## START Raw records
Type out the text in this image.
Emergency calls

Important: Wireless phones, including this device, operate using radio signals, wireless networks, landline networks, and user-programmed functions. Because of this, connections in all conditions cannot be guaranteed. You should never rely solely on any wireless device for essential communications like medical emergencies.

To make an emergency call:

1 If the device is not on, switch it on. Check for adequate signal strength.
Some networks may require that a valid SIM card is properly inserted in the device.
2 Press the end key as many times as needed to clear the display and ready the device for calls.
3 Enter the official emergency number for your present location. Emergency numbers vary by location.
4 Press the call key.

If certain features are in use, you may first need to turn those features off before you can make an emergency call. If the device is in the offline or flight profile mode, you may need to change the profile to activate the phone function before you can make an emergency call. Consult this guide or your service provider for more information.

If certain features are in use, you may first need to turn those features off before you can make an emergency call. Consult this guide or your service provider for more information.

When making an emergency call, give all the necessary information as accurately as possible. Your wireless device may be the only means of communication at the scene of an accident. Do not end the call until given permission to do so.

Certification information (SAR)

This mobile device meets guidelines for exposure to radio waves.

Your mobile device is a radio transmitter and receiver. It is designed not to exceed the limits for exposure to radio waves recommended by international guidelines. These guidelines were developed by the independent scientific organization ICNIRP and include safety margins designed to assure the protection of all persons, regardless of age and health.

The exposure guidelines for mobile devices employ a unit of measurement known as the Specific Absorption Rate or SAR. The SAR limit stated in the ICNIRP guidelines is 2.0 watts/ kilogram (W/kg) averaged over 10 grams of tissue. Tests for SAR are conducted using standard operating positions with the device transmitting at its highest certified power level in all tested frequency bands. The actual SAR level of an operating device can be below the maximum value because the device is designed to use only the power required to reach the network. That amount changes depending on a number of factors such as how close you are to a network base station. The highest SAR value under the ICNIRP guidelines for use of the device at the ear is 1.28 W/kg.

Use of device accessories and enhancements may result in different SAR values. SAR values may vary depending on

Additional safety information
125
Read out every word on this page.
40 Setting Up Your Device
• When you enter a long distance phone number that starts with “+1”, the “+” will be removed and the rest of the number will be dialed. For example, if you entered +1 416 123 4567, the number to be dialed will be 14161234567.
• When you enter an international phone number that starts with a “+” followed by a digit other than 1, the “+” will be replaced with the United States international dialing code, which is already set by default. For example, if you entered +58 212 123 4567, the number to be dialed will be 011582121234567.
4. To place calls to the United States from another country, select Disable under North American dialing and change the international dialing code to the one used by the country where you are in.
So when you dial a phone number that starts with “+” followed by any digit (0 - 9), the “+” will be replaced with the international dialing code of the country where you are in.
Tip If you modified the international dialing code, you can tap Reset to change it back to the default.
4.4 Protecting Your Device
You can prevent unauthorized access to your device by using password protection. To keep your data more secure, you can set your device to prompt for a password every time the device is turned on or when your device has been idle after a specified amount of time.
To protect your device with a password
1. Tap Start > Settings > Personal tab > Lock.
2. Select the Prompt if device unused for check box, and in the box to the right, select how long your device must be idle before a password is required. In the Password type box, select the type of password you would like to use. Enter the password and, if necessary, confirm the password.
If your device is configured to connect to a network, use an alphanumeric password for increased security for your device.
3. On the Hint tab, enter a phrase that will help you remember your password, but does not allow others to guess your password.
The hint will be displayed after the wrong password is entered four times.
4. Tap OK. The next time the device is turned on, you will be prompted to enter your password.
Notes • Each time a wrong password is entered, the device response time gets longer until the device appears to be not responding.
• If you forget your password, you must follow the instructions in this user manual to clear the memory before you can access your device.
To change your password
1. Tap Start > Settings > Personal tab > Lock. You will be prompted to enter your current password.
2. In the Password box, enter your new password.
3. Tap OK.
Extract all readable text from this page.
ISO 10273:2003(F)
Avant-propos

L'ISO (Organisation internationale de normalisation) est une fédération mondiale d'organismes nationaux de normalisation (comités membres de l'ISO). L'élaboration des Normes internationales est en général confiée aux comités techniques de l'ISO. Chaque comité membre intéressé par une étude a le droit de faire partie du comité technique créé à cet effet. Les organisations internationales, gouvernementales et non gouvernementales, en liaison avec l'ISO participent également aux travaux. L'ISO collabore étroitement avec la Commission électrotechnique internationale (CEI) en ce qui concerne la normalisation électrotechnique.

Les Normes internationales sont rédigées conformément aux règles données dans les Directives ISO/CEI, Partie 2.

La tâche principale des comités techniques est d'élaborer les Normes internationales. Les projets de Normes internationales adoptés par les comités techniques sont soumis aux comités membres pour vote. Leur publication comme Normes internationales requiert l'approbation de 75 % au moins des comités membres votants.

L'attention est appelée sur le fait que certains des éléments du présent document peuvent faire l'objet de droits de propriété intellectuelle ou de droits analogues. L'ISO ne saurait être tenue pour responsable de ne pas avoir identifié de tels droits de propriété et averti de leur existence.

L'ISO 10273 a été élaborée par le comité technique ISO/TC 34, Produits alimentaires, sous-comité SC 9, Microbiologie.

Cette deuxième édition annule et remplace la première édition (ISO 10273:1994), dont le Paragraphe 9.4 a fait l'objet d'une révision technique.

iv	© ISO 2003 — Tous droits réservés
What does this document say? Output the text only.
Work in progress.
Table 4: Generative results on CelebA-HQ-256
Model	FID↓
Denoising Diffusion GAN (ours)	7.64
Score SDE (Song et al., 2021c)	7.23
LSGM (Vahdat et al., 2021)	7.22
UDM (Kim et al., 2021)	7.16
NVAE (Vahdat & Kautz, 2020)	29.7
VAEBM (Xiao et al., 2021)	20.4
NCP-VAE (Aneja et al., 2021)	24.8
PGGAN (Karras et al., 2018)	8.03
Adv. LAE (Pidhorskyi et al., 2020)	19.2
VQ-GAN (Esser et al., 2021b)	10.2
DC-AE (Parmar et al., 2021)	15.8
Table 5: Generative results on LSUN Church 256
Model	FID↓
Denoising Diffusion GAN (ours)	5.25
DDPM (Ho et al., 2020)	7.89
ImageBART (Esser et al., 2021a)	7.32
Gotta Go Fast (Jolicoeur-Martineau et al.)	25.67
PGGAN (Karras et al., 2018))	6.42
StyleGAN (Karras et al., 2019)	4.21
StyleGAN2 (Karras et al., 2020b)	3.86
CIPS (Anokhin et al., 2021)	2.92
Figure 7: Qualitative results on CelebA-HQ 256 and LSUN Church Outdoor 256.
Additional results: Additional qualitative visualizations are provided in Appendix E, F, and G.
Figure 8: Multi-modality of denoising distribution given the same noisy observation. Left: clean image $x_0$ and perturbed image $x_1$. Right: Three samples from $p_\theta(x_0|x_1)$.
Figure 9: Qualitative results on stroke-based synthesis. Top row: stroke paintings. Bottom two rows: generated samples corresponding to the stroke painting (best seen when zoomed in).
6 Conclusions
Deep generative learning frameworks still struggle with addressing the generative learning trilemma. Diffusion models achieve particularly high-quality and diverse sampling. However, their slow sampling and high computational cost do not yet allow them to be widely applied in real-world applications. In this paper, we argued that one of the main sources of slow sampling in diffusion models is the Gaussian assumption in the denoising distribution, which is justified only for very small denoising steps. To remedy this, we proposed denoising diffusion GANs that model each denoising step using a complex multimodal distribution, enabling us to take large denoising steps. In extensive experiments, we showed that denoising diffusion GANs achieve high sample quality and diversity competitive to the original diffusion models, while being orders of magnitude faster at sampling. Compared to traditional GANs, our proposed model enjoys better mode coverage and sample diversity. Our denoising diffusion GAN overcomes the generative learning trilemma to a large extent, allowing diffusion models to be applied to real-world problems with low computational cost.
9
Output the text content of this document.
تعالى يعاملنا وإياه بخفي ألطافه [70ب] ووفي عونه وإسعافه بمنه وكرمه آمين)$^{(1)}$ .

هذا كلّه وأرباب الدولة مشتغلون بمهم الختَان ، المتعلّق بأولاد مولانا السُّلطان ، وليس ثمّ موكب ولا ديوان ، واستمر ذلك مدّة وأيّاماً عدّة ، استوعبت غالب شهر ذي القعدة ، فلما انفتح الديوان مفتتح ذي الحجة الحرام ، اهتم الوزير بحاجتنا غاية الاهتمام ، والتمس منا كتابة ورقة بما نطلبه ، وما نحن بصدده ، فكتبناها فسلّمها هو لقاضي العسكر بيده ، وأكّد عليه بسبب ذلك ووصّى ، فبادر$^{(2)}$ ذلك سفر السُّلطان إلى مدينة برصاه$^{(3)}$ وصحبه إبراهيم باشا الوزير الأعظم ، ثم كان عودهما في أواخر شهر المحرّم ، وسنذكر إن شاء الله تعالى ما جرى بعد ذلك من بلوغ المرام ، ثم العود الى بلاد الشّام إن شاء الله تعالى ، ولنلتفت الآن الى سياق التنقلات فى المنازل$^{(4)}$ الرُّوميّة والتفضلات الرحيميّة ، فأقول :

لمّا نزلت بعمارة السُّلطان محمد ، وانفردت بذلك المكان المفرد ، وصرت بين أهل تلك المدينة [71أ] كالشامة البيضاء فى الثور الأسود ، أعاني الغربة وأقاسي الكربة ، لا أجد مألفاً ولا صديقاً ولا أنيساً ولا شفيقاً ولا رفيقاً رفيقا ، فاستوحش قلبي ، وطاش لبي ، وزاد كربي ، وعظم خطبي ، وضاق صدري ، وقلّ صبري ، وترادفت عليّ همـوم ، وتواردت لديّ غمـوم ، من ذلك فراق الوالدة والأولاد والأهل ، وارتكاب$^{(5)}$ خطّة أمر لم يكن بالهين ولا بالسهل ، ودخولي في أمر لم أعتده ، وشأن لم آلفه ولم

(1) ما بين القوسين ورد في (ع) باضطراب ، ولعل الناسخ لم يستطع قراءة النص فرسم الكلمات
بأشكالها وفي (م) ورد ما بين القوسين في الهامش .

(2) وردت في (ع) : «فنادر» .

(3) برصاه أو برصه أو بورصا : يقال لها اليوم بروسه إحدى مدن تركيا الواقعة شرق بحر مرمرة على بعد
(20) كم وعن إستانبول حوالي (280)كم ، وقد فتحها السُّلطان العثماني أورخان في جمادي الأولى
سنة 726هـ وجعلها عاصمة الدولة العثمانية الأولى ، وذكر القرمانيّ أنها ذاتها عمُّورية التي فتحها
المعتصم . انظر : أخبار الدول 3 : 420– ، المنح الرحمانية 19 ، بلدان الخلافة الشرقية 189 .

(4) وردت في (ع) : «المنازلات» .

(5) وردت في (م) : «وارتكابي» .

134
## END Raw records
(To do): Filter the listing for the word "wrong" and copy every line that holds it.

(Written solution):
The hint will be displayed after the wrong password is entered four times.
Notes • Each time a wrong password is entered, the device response time gets longer until the device appears to be not responding.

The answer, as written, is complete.